*YOUR OBJECTIVE*: Search the data for the string "will" and extract every line where it appears.

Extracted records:
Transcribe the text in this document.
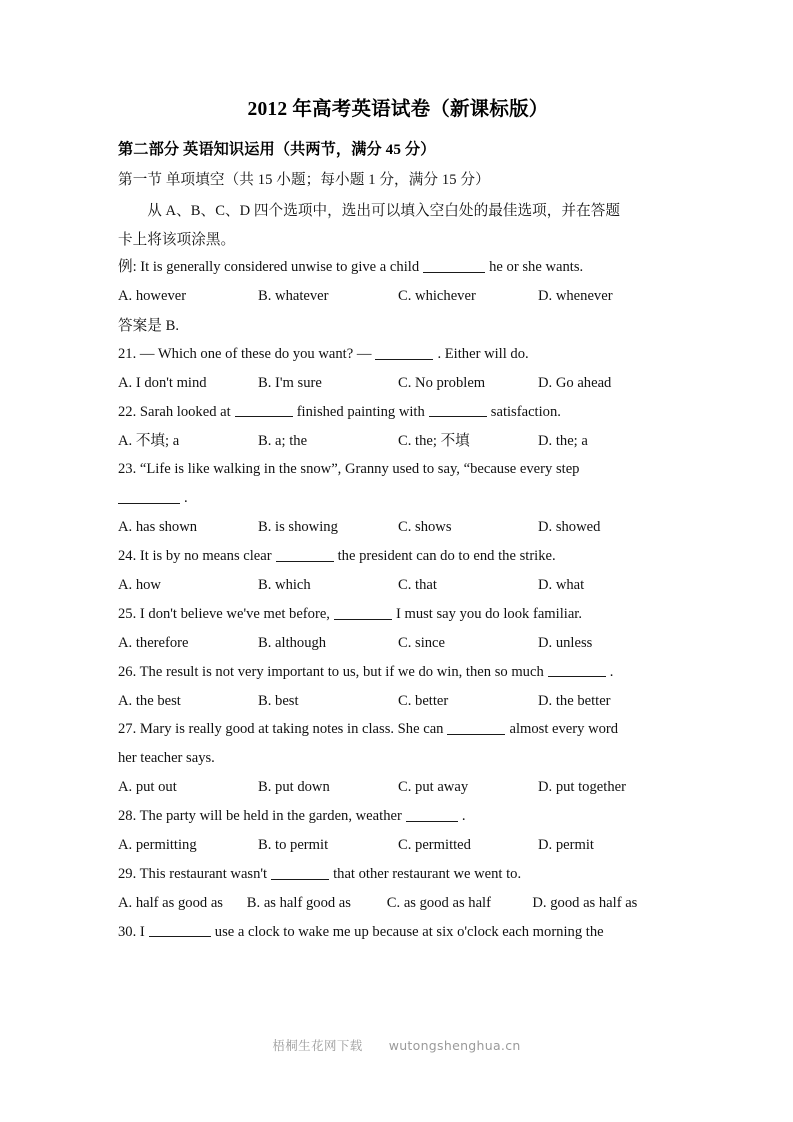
2012 年高考英语试卷（新课标版）
第二部分 英语知识运用（共两节，满分 45 分）
第一节 单项填空（共 15 小题；每小题 1 分，满分 15 分）

从 A、B、C、D 四个选项中，选出可以填入空白处的最佳选项，并在答题

卡上将该项涂黑。

例: It is generally considered unwise to give a child	he or she wants.

A. however	B. whatever	C. whichever	D. whenever

答案是 B.

21. — Which one of these do you want? —	. Either will do.

A. I don't mind	B. I'm sure	C. No problem	D. Go ahead

22. Sarah looked at	finished painting with	satisfaction.

A. 不填; a	B. a; the	C. the; 不填	D. the; a

23. “Life is like walking in the snow”, Granny used to say, “because every step

.

A. has shown	B. is showing	C. shows	D. showed

24. It is by no means clear	the president can do to end the strike.

A. how	B. which	C. that	D. what

25. I don't believe we've met before,	I must say you do look familiar.

A. therefore	B. although	C. since	D. unless

26. The result is not very important to us, but if we do win, then so much	.

A. the best	B. best	C. better	D. the better

27. Mary is really good at taking notes in class. She can	almost every word

her teacher says.

A. put out	B. put down	C. put away	D. put together

28. The party will be held in the garden, weather	.

A. permitting	B. to permit	C. permitted	D. permit

29. This restaurant wasn't	that other restaurant we went to.

A. half as good as	B. as half good as	C. as good as half	D. good as half as

30. I	use a clock to wake me up because at six o'clock each morning the

梧桐生花网下载 wutongshenghua.cn
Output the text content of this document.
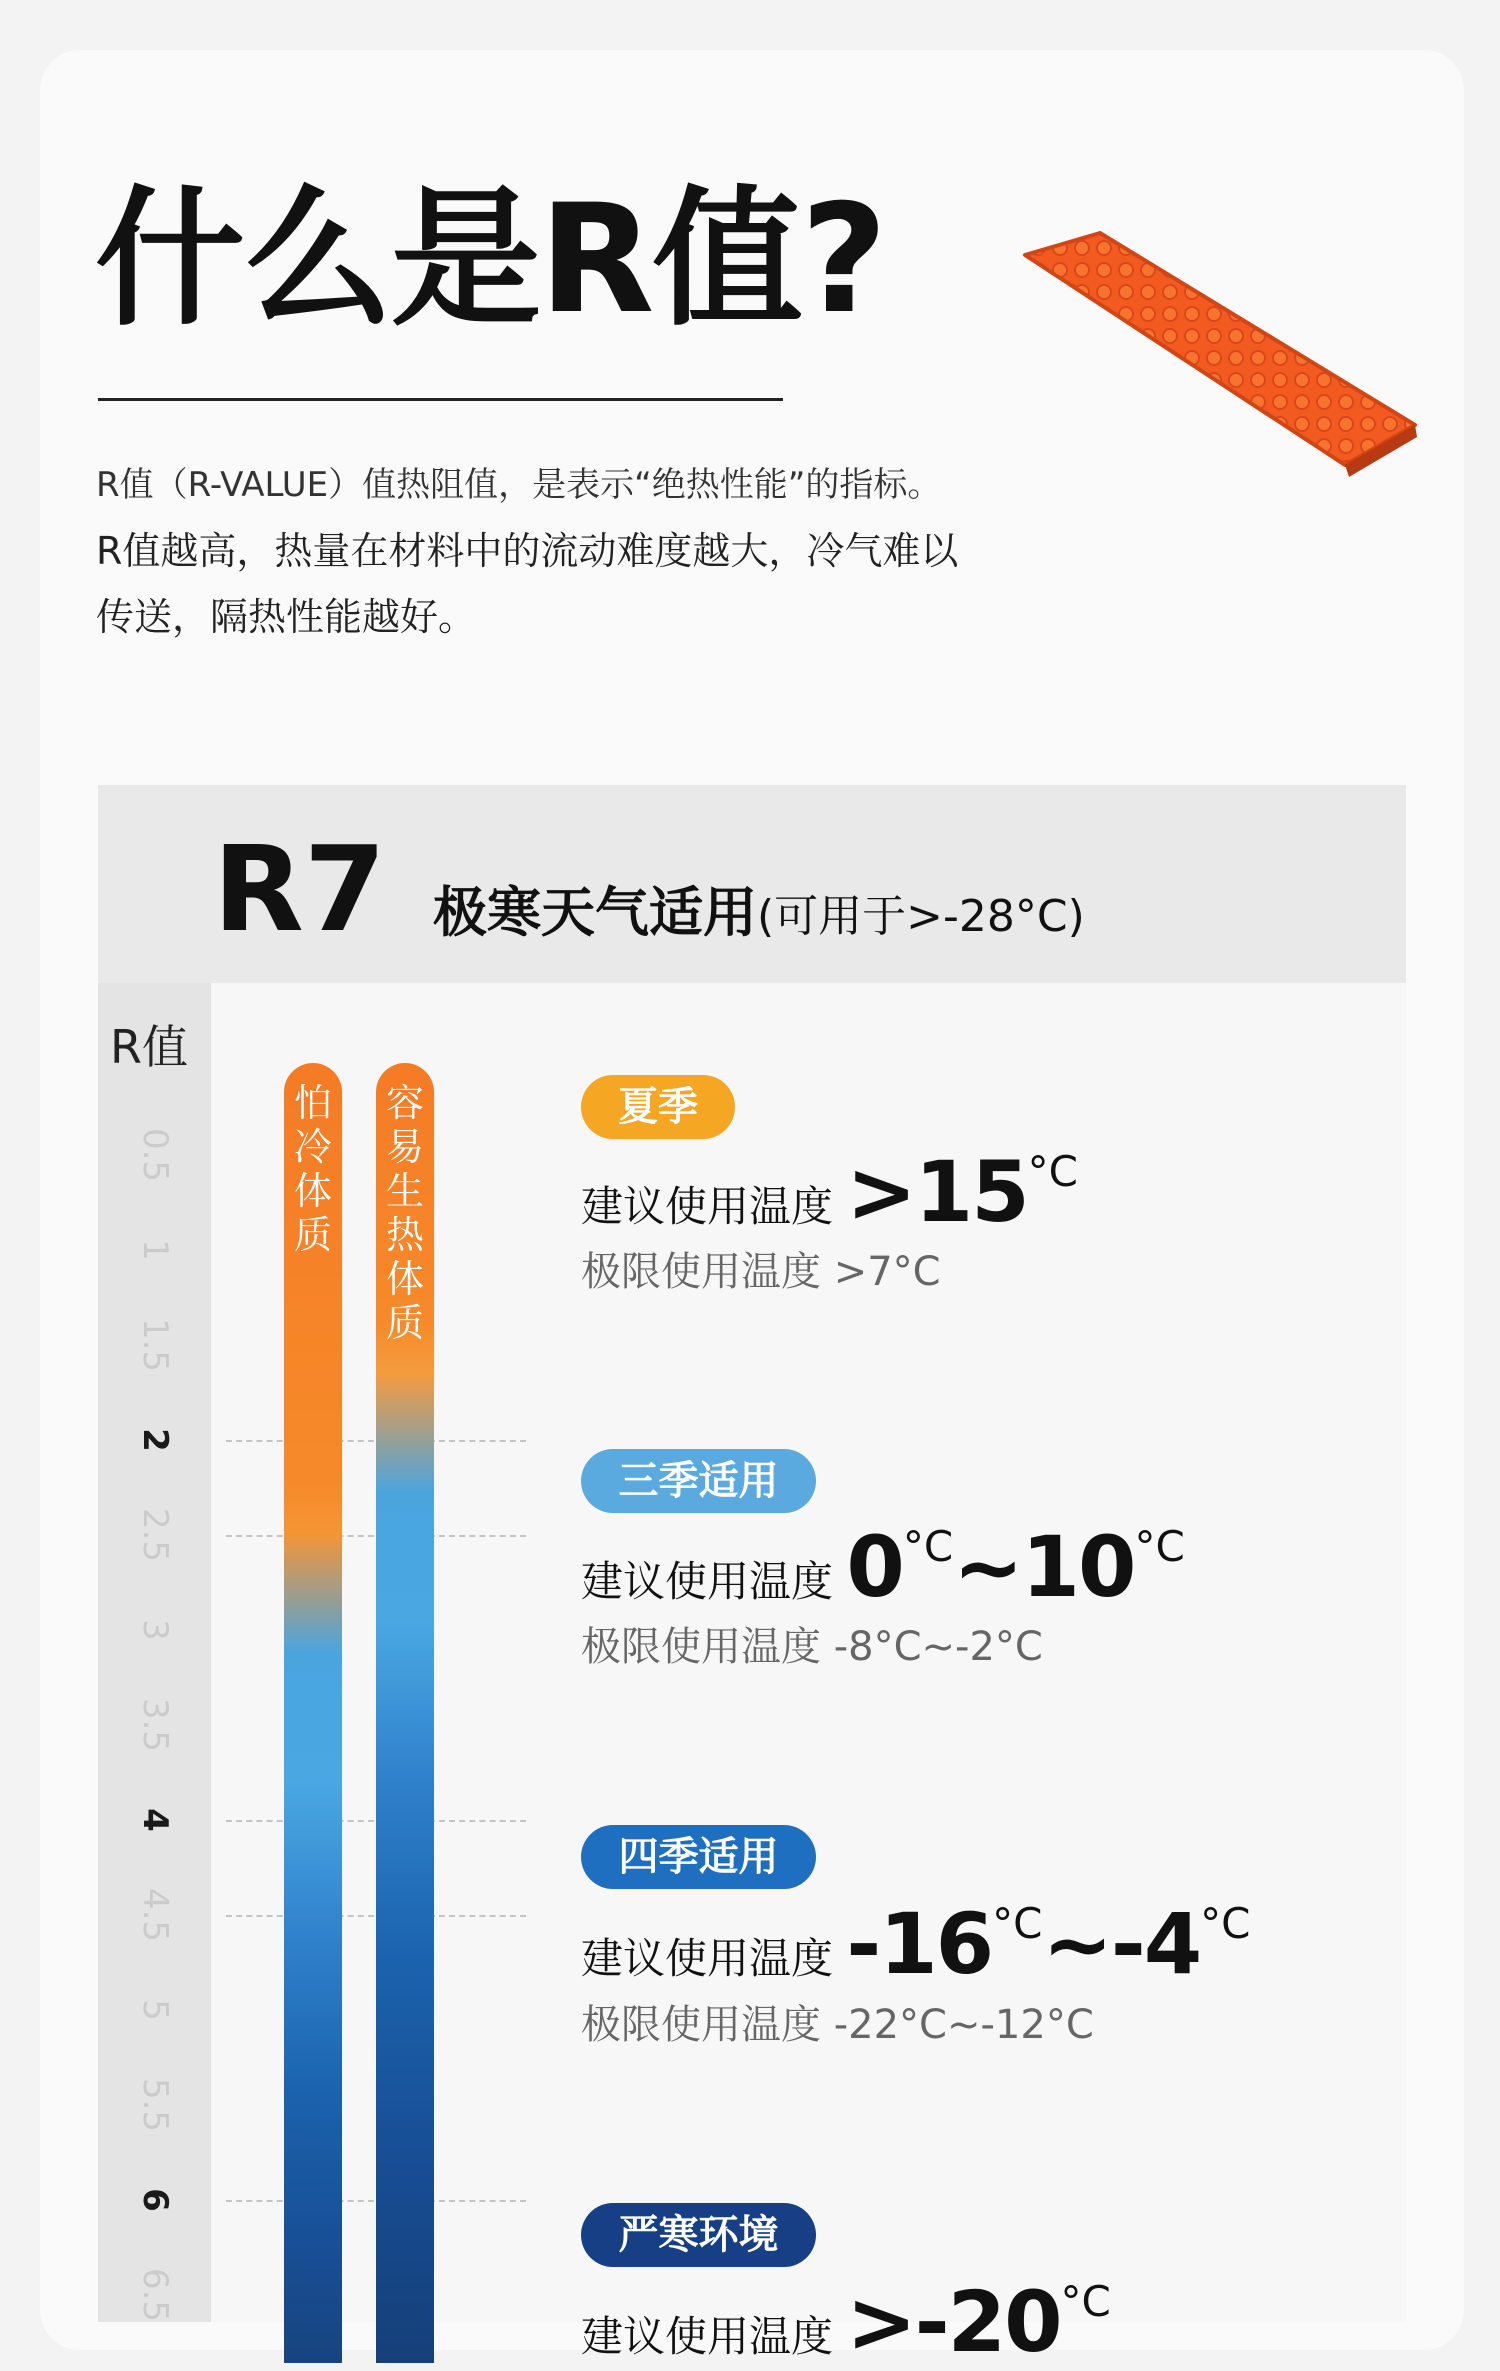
什么是R值?

R值（R-VALUE）值热阻值，是表示“绝热性能”的指标。

R值越高，热量在材料中的流动难度越大，冷气难以

传送，隔热性能越好。

R7 极寒天气适用(可用于>-28°C)
R值
怕冷体质
容易生热体质
夏季
建议使用温度 >15°C
极限使用温度 >7°C
三季适用
建议使用温度 0°C~10°C
极限使用温度 -8°C~-2°C
四季适用
建议使用温度 -16°C~-4°C
极限使用温度 -22°C~-12°C
严寒环境
建议使用温度 >-20°C
0.5
1
1.5
2
2.5
3
3.5
4
4.5
5
5.5
6
6.5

*EXERCISE RESULT*:
21. — Which one of these do you want? —	. Either will do.
28. The party will be held in the garden, weather	.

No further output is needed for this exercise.